| AIM |
The exercise asks you to copy every line below in which "Cashewnüsse" appears.

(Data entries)
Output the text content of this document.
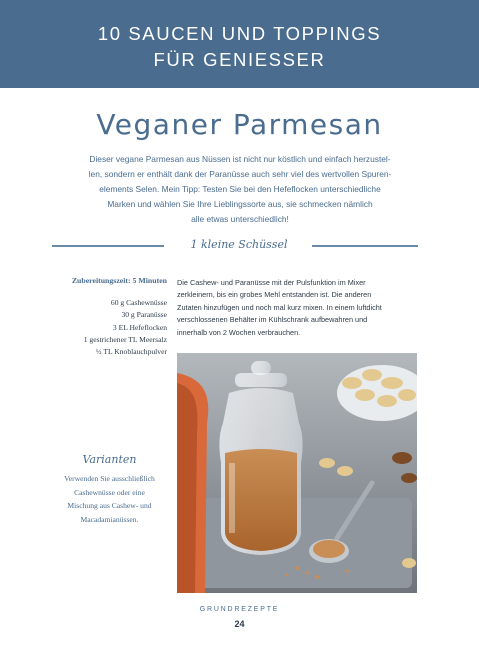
10 SAUCEN UND TOPPINGS
FÜR GENIESSER
Veganer Parmesan
Dieser vegane Parmesan aus Nüssen ist nicht nur köstlich und einfach herzustel-
len, sondern er enthält dank der Paranüsse auch sehr viel des wertvollen Spuren-
elements Selen. Mein Tipp: Testen Sie bei den Hefeflocken unterschiedliche
Marken und wählen Sie Ihre Lieblingssorte aus, sie schmecken nämlich
alle etwas unterschiedlich!
1 kleine Schüssel
Zubereitungszeit: 5 Minuten
60 g Cashewnüsse
30 g Paranüsse
3 EL Hefeflocken
1 gestrichener TL Meersalz
½ TL Knoblauchpulver
Die Cashew- und Paranüsse mit der Pulsfunktion im Mixer
zerkleinern, bis ein grobes Mehl entstanden ist. Die anderen
Zutaten hinzufügen und noch mal kurz mixen. In einem luftdicht
verschlossenen Behälter im Kühlschrank aufbewahren und
innerhalb von 2 Wochen verbrauchen.
Varianten
Verwenden Sie ausschließlich
Cashewnüsse oder eine
Mischung aus Cashew- und
Macadamianüssen.
GRUNDREZEPTE
24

| WORKED ANSWER |
60 g Cashewnüsse
Cashewnüsse oder eine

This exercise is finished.